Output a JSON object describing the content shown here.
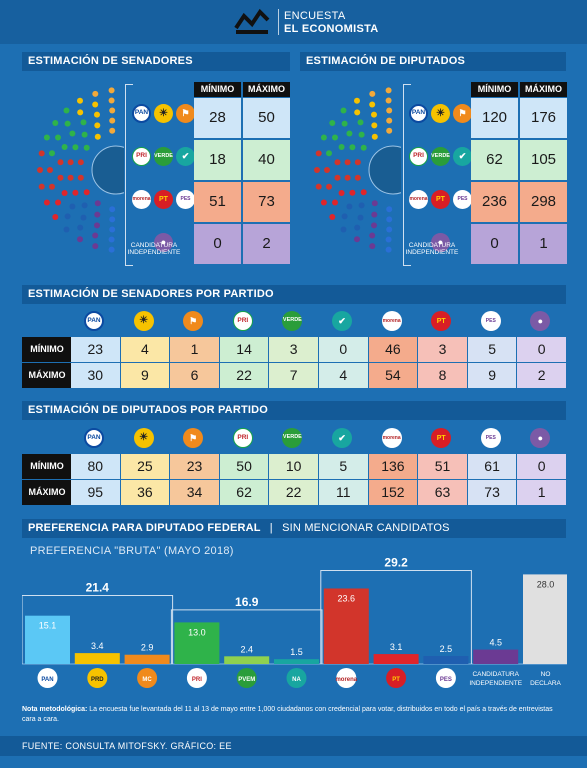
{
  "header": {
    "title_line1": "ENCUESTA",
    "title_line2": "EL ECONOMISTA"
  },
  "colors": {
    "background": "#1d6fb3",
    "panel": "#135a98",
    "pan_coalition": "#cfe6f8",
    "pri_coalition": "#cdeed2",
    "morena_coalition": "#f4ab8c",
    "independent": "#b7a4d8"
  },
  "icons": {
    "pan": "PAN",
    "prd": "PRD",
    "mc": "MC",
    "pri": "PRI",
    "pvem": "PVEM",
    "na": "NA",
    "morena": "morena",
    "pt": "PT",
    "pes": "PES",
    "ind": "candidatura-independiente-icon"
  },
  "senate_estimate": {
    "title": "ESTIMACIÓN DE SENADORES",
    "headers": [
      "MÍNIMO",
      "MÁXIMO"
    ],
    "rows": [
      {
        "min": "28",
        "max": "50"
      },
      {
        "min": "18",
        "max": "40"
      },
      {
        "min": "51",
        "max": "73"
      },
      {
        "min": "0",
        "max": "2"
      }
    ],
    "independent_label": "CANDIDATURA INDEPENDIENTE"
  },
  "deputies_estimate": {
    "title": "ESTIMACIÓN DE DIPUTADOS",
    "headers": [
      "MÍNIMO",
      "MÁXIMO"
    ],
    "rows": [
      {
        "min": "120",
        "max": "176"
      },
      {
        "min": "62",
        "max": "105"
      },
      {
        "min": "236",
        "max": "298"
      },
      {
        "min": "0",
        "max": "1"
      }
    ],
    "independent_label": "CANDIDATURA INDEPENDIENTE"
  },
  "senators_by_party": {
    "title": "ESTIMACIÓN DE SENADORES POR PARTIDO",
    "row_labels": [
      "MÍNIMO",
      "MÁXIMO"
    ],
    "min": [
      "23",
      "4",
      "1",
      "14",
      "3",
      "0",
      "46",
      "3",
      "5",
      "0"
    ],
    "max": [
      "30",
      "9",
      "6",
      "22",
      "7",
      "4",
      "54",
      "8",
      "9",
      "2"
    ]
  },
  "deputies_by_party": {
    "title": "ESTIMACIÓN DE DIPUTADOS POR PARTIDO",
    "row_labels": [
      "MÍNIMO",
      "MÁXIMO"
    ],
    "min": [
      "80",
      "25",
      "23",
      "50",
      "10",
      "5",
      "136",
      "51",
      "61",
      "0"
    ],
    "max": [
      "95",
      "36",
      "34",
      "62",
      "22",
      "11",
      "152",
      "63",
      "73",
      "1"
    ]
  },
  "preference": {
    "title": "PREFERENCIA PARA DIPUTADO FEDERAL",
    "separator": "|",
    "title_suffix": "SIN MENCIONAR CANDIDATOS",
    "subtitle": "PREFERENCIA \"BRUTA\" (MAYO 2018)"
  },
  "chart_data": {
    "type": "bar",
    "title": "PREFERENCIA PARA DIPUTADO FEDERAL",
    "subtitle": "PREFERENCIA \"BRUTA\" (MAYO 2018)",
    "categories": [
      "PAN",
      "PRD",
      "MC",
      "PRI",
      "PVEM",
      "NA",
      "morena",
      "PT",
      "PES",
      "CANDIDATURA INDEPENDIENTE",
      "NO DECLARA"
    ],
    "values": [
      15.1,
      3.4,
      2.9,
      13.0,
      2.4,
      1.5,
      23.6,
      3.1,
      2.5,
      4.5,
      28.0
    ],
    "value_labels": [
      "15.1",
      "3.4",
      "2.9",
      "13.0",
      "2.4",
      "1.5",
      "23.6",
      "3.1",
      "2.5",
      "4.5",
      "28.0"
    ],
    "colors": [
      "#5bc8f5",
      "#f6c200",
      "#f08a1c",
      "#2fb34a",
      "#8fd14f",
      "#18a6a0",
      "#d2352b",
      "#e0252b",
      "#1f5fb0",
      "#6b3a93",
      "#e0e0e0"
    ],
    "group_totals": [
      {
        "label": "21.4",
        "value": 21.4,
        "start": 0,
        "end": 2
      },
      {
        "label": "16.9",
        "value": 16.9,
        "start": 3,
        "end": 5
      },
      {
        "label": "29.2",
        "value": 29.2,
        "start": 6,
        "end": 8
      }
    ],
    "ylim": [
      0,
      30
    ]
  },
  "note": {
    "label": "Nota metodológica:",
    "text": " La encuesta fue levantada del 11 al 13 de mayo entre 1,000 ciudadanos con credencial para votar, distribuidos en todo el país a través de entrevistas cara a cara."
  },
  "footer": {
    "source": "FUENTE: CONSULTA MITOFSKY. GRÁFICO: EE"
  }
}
--
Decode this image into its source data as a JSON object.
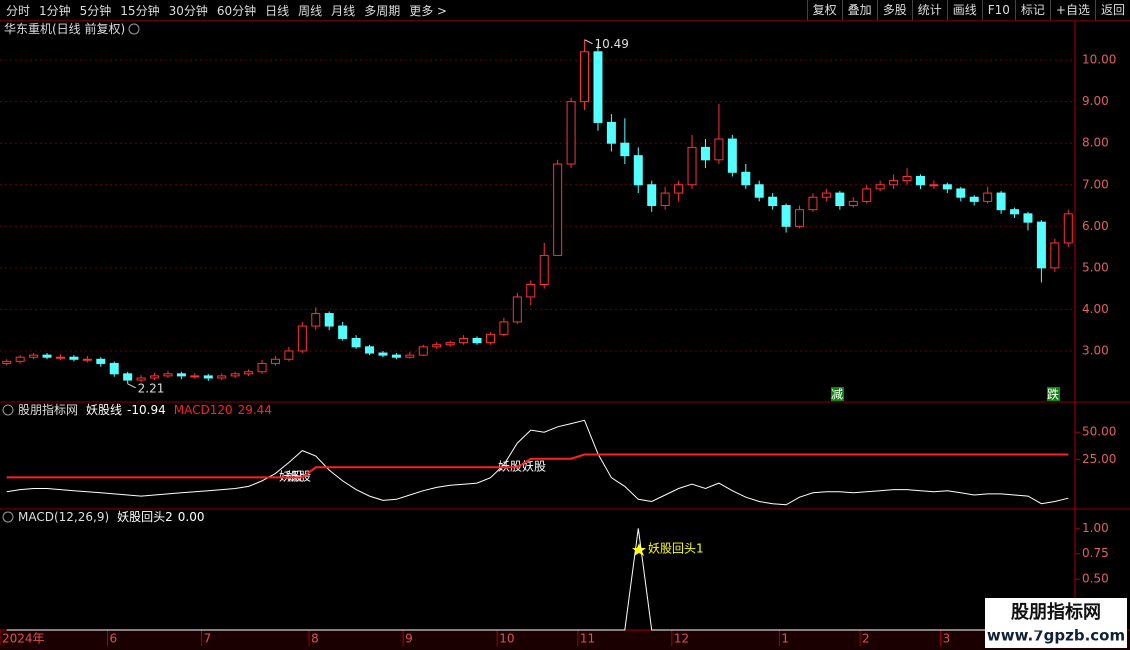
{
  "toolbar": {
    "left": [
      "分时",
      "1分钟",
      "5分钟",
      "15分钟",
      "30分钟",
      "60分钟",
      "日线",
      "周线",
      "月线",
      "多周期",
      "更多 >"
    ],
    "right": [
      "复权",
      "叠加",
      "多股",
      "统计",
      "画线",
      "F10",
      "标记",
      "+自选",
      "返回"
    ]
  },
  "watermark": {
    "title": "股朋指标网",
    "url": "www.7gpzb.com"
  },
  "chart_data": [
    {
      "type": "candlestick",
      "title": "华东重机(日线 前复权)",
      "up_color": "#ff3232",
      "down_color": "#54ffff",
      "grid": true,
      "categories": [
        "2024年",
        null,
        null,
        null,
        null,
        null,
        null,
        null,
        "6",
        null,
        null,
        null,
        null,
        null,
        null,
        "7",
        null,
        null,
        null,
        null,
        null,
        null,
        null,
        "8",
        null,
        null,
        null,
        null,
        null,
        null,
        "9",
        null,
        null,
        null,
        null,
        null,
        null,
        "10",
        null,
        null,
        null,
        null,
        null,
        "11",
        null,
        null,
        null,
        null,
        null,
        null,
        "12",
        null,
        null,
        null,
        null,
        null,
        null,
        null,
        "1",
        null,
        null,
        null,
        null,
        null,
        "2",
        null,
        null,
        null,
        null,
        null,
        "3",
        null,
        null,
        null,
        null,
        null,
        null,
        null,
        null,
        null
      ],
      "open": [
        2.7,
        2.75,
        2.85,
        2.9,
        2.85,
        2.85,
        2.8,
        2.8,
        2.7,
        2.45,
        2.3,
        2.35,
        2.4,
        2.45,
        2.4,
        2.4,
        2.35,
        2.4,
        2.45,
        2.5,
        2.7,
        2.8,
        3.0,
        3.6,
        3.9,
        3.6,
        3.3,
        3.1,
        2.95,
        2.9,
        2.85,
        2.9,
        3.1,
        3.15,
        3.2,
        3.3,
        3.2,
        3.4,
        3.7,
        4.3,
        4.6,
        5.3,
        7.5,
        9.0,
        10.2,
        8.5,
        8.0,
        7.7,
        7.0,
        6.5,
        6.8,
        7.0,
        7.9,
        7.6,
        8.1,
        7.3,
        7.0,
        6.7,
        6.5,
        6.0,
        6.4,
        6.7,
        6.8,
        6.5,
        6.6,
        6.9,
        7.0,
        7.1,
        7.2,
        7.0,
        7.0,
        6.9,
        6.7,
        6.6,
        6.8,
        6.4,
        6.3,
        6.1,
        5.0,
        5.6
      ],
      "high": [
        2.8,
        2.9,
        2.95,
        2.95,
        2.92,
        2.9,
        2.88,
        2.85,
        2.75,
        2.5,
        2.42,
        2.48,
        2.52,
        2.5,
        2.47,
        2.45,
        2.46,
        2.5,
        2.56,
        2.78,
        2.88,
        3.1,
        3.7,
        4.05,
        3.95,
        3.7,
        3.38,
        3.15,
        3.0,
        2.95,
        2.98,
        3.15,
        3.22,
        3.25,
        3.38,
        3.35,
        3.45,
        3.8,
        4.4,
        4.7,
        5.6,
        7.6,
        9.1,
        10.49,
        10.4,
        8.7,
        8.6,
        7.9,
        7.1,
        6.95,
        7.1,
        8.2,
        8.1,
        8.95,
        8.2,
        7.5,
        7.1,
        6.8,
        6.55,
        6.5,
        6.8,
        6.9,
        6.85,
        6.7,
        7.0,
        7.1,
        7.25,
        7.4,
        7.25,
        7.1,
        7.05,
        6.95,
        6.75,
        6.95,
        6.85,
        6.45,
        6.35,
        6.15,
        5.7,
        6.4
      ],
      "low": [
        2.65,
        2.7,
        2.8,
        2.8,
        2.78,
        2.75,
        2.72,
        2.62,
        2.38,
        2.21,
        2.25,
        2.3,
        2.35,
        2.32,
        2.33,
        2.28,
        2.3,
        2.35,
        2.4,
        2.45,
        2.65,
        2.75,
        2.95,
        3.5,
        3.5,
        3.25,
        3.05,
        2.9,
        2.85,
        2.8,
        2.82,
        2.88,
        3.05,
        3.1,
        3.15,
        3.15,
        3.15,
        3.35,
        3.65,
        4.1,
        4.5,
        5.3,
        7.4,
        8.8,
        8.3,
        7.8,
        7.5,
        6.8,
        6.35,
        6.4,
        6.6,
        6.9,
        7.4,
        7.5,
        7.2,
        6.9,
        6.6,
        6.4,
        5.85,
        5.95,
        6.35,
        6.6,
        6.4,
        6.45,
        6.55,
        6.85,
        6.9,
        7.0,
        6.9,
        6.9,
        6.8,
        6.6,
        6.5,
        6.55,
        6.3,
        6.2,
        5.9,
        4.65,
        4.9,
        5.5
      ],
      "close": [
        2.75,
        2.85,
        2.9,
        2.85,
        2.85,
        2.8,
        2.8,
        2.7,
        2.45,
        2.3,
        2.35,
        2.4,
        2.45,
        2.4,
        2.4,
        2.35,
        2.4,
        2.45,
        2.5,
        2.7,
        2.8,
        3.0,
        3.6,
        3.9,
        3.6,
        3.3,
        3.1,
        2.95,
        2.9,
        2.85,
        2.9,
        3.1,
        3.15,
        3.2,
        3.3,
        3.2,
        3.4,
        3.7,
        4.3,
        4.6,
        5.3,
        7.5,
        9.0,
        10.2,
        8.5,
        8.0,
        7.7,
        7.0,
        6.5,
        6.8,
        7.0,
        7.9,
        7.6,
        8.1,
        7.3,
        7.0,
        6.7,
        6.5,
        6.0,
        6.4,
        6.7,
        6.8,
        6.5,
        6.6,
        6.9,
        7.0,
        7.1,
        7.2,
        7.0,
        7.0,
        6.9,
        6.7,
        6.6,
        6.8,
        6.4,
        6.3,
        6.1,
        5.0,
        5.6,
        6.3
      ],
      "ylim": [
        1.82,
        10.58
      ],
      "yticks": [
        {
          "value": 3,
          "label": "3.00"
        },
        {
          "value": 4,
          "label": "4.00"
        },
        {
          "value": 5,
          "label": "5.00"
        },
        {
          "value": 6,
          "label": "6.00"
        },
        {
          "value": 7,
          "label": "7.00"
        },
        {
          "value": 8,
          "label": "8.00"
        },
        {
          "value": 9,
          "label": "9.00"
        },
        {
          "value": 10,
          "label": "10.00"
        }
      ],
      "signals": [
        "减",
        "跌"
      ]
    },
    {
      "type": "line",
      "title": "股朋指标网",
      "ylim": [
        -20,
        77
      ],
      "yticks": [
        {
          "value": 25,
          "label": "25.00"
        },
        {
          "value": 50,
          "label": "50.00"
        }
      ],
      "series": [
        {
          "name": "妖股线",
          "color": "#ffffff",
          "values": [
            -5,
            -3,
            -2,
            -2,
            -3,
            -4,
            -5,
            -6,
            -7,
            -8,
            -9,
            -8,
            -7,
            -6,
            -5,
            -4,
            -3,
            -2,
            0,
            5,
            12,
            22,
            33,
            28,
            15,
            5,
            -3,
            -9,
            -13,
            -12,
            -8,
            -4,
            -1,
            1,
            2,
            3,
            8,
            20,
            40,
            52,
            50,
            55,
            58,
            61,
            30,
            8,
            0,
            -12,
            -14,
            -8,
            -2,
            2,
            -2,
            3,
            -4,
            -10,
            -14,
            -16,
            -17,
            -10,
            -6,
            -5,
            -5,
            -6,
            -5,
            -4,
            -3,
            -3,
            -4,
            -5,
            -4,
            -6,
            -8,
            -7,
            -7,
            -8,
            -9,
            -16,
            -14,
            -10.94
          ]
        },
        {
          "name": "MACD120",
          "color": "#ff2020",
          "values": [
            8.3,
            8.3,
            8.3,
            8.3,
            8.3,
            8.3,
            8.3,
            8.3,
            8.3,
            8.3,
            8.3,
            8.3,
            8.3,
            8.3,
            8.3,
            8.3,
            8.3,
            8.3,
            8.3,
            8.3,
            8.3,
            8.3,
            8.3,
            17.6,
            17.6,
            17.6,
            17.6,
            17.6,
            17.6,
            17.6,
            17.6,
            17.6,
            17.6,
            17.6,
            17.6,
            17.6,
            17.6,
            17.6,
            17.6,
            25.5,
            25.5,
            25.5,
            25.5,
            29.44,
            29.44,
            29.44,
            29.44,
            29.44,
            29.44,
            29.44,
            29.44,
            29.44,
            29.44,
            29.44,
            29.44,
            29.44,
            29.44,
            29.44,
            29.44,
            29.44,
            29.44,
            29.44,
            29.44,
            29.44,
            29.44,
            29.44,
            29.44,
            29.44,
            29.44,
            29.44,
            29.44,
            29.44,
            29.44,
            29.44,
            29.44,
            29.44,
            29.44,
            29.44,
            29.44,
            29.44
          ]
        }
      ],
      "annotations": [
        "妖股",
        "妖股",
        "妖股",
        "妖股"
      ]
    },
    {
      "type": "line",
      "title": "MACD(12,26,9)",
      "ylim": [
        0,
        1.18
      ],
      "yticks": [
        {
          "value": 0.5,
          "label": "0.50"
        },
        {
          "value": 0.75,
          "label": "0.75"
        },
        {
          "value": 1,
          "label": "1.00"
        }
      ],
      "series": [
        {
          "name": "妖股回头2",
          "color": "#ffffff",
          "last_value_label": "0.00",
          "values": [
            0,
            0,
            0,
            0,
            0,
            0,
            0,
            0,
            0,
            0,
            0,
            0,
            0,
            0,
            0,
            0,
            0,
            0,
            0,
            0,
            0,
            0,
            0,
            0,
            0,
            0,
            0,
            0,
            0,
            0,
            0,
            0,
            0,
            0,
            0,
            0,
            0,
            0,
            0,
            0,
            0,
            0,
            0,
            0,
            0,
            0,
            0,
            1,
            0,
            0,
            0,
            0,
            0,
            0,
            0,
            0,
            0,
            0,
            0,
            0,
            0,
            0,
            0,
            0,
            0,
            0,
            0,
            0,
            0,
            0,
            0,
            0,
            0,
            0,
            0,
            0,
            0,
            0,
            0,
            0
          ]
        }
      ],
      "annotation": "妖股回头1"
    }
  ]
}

TASK GOAL
Tell how many lines contain the word "type", using only the number.

EXERCISE RESULT
4